- Work to be completed -
Reproduce each line exactly. Skip none.

(Dataset items)
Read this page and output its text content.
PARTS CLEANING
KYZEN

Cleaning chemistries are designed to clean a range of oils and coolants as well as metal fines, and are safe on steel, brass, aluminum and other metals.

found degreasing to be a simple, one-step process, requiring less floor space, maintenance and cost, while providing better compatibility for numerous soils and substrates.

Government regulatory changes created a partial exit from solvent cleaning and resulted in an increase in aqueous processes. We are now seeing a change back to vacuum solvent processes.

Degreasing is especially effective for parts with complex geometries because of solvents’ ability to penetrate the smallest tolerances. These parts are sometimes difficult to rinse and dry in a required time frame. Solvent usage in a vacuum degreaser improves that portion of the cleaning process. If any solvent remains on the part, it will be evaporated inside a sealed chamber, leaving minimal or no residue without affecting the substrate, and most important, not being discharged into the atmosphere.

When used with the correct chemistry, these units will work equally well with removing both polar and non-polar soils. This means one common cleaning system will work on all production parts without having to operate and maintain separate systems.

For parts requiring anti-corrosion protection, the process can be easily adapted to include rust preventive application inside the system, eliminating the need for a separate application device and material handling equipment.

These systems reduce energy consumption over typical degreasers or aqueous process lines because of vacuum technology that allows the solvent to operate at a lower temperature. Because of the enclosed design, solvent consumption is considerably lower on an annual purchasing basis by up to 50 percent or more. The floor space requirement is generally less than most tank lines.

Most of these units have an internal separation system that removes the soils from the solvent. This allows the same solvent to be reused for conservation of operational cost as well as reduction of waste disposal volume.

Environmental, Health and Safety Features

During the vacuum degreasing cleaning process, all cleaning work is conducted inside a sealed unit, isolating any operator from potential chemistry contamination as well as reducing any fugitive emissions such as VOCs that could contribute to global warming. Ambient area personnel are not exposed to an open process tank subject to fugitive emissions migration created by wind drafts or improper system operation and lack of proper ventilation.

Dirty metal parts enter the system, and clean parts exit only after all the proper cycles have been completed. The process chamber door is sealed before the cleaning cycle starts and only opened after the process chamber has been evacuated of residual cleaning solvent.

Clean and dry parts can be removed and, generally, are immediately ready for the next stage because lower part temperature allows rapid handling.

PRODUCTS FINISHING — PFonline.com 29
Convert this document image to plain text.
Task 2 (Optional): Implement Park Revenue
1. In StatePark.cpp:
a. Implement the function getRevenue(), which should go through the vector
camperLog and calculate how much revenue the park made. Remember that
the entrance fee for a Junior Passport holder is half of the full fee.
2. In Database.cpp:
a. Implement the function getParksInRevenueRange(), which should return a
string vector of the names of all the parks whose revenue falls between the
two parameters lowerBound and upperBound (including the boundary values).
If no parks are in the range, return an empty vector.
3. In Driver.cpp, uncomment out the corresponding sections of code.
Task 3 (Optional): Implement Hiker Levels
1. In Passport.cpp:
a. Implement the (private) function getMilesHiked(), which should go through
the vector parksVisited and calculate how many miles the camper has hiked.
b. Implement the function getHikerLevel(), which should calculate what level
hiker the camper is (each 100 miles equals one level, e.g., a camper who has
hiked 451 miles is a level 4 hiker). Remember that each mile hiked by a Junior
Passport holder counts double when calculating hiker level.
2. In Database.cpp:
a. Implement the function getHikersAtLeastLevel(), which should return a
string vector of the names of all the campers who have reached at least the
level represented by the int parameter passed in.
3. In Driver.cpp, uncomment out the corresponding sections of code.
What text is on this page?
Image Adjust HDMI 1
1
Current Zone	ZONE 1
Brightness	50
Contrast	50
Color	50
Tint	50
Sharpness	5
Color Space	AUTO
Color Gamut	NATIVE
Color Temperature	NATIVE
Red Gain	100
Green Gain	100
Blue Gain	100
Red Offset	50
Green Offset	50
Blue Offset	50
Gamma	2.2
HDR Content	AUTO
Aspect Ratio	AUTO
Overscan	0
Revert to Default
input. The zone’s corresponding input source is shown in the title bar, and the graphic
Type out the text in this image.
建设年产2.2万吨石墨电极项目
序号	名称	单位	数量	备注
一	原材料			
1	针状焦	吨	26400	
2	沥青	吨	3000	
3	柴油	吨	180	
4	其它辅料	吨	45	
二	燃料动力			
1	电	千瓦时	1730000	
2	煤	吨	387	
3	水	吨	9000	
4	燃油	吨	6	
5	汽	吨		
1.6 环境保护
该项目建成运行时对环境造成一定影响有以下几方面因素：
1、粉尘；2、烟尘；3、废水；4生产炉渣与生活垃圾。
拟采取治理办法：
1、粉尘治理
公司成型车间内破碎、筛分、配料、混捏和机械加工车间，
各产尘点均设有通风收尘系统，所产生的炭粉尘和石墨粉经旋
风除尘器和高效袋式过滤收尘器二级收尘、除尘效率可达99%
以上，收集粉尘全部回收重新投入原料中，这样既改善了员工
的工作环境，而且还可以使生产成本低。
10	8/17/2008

- Answer to this exercise -
Read this page and output its text content.
PARTS CLEANING
KYZEN

Cleaning chemistries are designed to clean a range of oils and coolants as well as metal fines, and are safe on steel, brass, aluminum and other metals.

found degreasing to be a simple, one-step process, requiring less floor space, maintenance and cost, while providing better compatibility for numerous soils and substrates.

Government regulatory changes created a partial exit from solvent cleaning and resulted in an increase in aqueous processes. We are now seeing a change back to vacuum solvent processes.

Degreasing is especially effective for parts with complex geometries because of solvents’ ability to penetrate the smallest tolerances. These parts are sometimes difficult to rinse and dry in a required time frame. Solvent usage in a vacuum degreaser improves that portion of the cleaning process. If any solvent remains on the part, it will be evaporated inside a sealed chamber, leaving minimal or no residue without affecting the substrate, and most important, not being discharged into the atmosphere.

When used with the correct chemistry, these units will work equally well with removing both polar and non-polar soils. This means one common cleaning system will work on all production parts without having to operate and maintain separate systems.

For parts requiring anti-corrosion protection, the process can be easily adapted to include rust preventive application inside the system, eliminating the need for a separate application device and material handling equipment.

These systems reduce energy consumption over typical degreasers or aqueous process lines because of vacuum technology that allows the solvent to operate at a lower temperature. Because of the enclosed design, solvent consumption is considerably lower on an annual purchasing basis by up to 50 percent or more. The floor space requirement is generally less than most tank lines.

Most of these units have an internal separation system that removes the soils from the solvent. This allows the same solvent to be reused for conservation of operational cost as well as reduction of waste disposal volume.

Environmental, Health and Safety Features

During the vacuum degreasing cleaning process, all cleaning work is conducted inside a sealed unit, isolating any operator from potential chemistry contamination as well as reducing any fugitive emissions such as VOCs that could contribute to global warming. Ambient area personnel are not exposed to an open process tank subject to fugitive emissions migration created by wind drafts or improper system operation and lack of proper ventilation.

Dirty metal parts enter the system, and clean parts exit only after all the proper cycles have been completed. The process chamber door is sealed before the cleaning cycle starts and only opened after the process chamber has been evacuated of residual cleaning solvent.

Clean and dry parts can be removed and, generally, are immediately ready for the next stage because lower part temperature allows rapid handling.

PRODUCTS FINISHING — PFonline.com 29
Convert this document image to plain text.
Task 2 (Optional): Implement Park Revenue
1. In StatePark.cpp:
a. Implement the function getRevenue(), which should go through the vector
camperLog and calculate how much revenue the park made. Remember that
the entrance fee for a Junior Passport holder is half of the full fee.
2. In Database.cpp:
a. Implement the function getParksInRevenueRange(), which should return a
string vector of the names of all the parks whose revenue falls between the
two parameters lowerBound and upperBound (including the boundary values).
If no parks are in the range, return an empty vector.
3. In Driver.cpp, uncomment out the corresponding sections of code.
Task 3 (Optional): Implement Hiker Levels
1. In Passport.cpp:
a. Implement the (private) function getMilesHiked(), which should go through
the vector parksVisited and calculate how many miles the camper has hiked.
b. Implement the function getHikerLevel(), which should calculate what level
hiker the camper is (each 100 miles equals one level, e.g., a camper who has
hiked 451 miles is a level 4 hiker). Remember that each mile hiked by a Junior
Passport holder counts double when calculating hiker level.
2. In Database.cpp:
a. Implement the function getHikersAtLeastLevel(), which should return a
string vector of the names of all the campers who have reached at least the
level represented by the int parameter passed in.
3. In Driver.cpp, uncomment out the corresponding sections of code.
What text is on this page?
Image Adjust HDMI 1
1
Current Zone	ZONE 1
Brightness	50
Contrast	50
Color	50
Tint	50
Sharpness	5
Color Space	AUTO
Color Gamut	NATIVE
Color Temperature	NATIVE
Red Gain	100
Green Gain	100
Blue Gain	100
Red Offset	50
Green Offset	50
Blue Offset	50
Gamma	2.2
HDR Content	AUTO
Aspect Ratio	AUTO
Overscan	0
Revert to Default
input. The zone’s corresponding input source is shown in the title bar, and the graphic
Type out the text in this image.
建设年产2.2万吨石墨电极项目
序号	名称	单位	数量	备注
一	原材料			
1	针状焦	吨	26400	
2	沥青	吨	3000	
3	柴油	吨	180	
4	其它辅料	吨	45	
二	燃料动力			
1	电	千瓦时	1730000	
2	煤	吨	387	
3	水	吨	9000	
4	燃油	吨	6	
5	汽	吨		
1.6 环境保护
该项目建成运行时对环境造成一定影响有以下几方面因素：
1、粉尘；2、烟尘；3、废水；4生产炉渣与生活垃圾。
拟采取治理办法：
1、粉尘治理
公司成型车间内破碎、筛分、配料、混捏和机械加工车间，
各产尘点均设有通风收尘系统，所产生的炭粉尘和石墨粉经旋
风除尘器和高效袋式过滤收尘器二级收尘、除尘效率可达99%
以上，收集粉尘全部回收重新投入原料中，这样既改善了员工
的工作环境，而且还可以使生产成本低。
10	8/17/2008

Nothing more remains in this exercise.